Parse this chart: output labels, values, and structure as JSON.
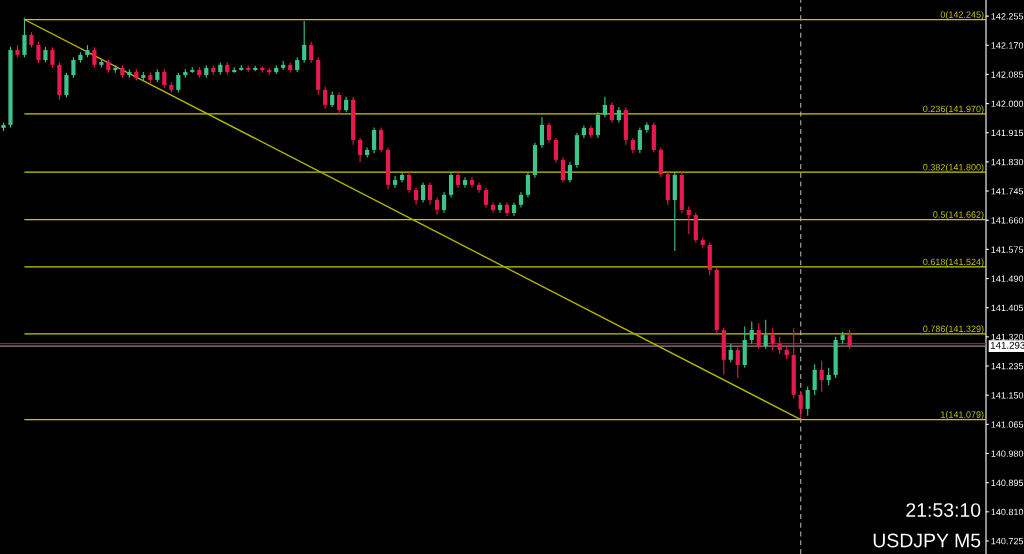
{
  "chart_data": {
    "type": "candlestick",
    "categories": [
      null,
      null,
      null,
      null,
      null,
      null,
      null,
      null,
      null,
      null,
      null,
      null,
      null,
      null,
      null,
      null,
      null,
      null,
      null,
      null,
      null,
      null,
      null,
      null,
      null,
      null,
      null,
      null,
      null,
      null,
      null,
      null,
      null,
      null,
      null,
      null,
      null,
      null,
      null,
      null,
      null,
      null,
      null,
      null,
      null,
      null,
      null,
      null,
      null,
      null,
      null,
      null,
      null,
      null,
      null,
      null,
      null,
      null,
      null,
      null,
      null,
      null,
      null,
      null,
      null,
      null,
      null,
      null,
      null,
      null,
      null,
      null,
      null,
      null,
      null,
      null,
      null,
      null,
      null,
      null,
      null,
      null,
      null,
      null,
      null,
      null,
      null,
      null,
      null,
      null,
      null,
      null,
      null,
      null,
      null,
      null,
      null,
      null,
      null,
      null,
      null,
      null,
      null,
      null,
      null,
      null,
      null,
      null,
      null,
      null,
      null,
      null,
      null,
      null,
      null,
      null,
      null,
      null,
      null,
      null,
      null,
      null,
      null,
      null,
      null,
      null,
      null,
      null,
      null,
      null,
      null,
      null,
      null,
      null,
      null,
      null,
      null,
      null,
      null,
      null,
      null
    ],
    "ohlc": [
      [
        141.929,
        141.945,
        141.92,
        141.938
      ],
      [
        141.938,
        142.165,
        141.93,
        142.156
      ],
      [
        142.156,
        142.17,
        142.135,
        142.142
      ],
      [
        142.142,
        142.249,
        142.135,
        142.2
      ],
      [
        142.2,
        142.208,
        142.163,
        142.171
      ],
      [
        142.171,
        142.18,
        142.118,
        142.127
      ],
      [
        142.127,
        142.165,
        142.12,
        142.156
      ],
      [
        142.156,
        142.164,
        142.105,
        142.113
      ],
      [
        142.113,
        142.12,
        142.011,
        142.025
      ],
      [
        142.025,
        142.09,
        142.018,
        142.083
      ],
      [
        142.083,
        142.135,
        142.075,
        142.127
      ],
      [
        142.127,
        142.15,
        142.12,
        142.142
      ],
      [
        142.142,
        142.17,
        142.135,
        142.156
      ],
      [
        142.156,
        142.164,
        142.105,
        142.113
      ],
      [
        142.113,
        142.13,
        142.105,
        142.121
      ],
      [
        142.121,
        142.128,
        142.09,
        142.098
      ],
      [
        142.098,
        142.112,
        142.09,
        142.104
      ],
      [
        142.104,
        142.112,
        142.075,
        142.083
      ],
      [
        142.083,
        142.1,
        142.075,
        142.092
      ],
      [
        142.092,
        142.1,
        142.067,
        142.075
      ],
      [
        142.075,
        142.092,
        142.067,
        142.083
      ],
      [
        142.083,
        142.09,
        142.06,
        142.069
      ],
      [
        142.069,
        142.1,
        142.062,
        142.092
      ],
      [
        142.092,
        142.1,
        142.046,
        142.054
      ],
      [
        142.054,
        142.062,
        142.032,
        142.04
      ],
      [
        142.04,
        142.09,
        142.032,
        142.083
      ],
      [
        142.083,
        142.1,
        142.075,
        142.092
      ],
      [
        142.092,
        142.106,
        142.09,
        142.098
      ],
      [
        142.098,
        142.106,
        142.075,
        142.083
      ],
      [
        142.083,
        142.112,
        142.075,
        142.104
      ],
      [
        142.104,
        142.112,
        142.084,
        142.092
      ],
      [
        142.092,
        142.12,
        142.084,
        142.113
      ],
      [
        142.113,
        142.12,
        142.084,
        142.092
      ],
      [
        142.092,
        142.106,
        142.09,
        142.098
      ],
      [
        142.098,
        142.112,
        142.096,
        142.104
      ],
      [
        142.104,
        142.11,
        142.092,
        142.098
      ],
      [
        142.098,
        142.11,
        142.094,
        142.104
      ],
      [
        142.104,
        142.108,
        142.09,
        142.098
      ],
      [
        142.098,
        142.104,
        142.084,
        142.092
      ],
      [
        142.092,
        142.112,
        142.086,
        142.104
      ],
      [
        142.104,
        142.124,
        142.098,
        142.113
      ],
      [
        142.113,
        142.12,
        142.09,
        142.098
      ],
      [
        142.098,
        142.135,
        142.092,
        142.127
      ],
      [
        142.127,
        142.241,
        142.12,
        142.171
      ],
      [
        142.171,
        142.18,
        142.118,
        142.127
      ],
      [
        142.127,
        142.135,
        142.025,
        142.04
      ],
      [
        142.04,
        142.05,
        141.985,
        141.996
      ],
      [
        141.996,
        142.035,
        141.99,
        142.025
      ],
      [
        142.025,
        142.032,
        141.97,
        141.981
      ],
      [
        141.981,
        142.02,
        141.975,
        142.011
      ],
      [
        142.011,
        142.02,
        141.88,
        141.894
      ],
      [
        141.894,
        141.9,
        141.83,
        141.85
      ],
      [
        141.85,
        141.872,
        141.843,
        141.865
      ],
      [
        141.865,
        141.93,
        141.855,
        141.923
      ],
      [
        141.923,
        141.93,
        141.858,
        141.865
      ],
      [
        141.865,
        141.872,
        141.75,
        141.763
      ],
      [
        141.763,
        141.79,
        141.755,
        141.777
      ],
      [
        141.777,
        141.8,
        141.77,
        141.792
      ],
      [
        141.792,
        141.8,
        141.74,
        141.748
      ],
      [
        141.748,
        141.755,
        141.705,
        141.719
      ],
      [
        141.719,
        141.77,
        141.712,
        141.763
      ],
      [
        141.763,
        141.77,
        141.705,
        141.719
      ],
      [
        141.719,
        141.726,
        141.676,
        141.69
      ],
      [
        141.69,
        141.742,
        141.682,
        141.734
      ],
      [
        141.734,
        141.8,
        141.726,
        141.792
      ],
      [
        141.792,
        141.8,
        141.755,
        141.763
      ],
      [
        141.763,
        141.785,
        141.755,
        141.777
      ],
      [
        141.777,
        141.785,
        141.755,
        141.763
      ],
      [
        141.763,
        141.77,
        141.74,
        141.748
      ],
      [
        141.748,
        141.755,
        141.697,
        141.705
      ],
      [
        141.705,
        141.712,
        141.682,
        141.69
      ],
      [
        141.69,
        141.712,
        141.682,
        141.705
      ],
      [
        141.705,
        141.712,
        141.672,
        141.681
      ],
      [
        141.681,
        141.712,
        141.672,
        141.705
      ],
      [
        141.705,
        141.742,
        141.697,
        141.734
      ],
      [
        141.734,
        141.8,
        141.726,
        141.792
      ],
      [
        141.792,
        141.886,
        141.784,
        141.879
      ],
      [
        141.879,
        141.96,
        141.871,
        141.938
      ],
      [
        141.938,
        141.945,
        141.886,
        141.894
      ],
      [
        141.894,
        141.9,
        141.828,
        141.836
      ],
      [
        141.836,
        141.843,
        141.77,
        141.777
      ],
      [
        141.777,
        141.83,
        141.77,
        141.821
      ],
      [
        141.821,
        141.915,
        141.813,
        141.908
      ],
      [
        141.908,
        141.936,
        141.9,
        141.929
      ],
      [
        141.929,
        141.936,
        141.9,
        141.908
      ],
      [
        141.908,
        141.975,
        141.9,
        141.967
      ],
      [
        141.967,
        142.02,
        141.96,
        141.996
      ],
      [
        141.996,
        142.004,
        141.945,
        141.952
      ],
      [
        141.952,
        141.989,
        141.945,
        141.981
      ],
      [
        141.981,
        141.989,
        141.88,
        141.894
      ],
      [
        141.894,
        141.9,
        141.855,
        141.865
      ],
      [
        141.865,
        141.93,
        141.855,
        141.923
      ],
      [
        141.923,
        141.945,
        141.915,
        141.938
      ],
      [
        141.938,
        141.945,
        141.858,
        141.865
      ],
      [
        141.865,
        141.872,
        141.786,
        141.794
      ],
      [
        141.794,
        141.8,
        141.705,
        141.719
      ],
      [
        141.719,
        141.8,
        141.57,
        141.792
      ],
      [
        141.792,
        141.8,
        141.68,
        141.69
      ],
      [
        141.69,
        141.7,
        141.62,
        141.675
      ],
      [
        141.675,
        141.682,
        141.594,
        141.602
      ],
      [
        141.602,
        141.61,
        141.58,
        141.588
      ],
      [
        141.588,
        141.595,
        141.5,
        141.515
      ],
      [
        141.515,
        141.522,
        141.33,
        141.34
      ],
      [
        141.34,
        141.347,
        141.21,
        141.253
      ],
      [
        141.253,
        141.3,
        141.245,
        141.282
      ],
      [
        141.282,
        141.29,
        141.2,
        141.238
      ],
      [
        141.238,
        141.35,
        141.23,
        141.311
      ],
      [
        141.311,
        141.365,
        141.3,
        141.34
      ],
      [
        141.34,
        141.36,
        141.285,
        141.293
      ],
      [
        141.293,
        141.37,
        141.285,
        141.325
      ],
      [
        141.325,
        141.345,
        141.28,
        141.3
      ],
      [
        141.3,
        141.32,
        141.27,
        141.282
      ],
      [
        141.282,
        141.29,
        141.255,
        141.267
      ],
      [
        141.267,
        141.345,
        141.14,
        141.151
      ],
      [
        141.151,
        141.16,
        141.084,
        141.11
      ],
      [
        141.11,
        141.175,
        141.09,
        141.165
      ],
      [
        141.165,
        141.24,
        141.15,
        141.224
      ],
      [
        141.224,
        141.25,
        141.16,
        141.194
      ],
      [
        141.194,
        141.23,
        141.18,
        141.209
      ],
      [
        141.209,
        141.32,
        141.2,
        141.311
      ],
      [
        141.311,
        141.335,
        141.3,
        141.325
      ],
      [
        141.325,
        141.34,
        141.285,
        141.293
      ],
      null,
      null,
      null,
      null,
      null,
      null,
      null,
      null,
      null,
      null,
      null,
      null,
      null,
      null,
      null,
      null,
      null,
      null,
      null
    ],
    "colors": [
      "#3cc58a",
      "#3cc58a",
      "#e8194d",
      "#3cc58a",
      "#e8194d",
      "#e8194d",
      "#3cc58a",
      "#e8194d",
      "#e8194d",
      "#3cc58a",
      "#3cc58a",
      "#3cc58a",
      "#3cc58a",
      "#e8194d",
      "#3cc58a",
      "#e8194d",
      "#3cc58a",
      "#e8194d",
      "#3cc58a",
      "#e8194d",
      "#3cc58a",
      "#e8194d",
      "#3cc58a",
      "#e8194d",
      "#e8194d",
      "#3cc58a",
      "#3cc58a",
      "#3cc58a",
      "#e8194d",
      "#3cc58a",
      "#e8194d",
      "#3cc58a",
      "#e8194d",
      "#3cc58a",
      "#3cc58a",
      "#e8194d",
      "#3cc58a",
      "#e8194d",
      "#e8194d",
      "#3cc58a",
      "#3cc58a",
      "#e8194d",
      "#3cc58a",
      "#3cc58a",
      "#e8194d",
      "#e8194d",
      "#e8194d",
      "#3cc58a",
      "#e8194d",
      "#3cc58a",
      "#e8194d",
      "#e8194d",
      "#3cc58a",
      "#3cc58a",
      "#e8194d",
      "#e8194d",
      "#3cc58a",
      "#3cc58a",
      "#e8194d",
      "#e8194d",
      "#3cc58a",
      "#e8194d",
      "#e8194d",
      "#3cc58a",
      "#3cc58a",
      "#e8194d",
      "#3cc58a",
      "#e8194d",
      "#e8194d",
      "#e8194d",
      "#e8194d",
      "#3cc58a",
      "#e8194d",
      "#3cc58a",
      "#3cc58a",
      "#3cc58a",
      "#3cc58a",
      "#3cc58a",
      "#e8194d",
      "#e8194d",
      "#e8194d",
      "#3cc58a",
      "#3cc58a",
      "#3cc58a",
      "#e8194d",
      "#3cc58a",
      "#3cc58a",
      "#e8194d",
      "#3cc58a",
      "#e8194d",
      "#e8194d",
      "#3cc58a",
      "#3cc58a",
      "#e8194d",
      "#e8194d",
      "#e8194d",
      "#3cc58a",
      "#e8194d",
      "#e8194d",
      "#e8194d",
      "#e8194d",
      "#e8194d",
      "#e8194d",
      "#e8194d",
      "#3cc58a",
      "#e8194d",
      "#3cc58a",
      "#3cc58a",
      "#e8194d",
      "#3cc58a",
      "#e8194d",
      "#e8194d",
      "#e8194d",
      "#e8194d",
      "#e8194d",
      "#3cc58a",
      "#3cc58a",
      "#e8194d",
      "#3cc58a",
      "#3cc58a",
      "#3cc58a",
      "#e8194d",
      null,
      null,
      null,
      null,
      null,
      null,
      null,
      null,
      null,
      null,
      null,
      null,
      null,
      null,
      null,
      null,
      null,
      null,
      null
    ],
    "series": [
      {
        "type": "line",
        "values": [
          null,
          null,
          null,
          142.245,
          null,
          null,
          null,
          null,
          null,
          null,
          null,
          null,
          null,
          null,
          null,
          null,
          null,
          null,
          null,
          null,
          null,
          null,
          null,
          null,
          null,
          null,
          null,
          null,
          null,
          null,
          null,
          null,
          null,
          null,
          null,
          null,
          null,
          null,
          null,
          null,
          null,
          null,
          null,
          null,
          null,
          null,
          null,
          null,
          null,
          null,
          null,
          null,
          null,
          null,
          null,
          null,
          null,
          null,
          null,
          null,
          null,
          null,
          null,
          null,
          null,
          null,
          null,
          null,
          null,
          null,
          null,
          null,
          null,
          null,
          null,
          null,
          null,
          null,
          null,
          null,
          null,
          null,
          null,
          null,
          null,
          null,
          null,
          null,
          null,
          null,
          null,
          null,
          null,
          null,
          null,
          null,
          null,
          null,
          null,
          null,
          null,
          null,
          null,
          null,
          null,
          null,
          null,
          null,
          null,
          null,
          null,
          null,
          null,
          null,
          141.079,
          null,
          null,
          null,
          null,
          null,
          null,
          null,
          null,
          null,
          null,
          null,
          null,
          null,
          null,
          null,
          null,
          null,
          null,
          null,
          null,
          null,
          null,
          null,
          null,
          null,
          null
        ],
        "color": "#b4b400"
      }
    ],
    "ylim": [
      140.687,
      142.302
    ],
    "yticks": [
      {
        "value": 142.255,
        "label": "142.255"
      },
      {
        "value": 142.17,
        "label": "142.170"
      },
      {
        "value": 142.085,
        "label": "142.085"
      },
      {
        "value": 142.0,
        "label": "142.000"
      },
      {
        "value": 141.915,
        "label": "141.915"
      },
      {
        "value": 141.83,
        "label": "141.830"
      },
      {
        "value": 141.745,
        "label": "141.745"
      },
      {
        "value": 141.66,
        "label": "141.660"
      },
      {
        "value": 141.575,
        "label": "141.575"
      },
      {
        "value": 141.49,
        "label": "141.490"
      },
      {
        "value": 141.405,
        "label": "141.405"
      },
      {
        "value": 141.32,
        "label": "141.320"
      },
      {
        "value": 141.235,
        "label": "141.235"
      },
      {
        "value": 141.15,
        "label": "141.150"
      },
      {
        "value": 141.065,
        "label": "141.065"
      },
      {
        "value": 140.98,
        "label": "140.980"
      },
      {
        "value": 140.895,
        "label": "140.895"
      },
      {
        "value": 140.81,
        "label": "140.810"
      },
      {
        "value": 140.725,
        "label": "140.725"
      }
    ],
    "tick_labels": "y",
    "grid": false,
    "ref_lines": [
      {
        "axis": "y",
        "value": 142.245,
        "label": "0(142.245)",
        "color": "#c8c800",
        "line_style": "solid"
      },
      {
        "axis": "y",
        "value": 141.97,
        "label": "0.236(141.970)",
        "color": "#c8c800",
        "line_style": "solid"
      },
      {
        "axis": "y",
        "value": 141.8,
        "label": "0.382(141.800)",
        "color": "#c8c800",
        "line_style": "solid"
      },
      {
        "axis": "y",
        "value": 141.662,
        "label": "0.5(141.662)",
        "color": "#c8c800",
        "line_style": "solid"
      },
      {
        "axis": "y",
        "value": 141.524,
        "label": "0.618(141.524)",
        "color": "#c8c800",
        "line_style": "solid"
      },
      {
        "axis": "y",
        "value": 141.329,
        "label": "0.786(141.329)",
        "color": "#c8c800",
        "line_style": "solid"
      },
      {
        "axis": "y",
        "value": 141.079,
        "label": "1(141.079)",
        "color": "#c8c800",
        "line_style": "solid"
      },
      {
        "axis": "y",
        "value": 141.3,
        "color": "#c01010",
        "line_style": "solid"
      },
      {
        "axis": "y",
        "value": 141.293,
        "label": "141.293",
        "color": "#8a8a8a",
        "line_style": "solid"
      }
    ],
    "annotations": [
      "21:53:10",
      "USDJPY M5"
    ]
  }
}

.....

Task prompt:
Copy all lines of the listing above that contain the string "values".

Full output:
Parse this chart: output labels, values, and structure as JSON.
        "values": [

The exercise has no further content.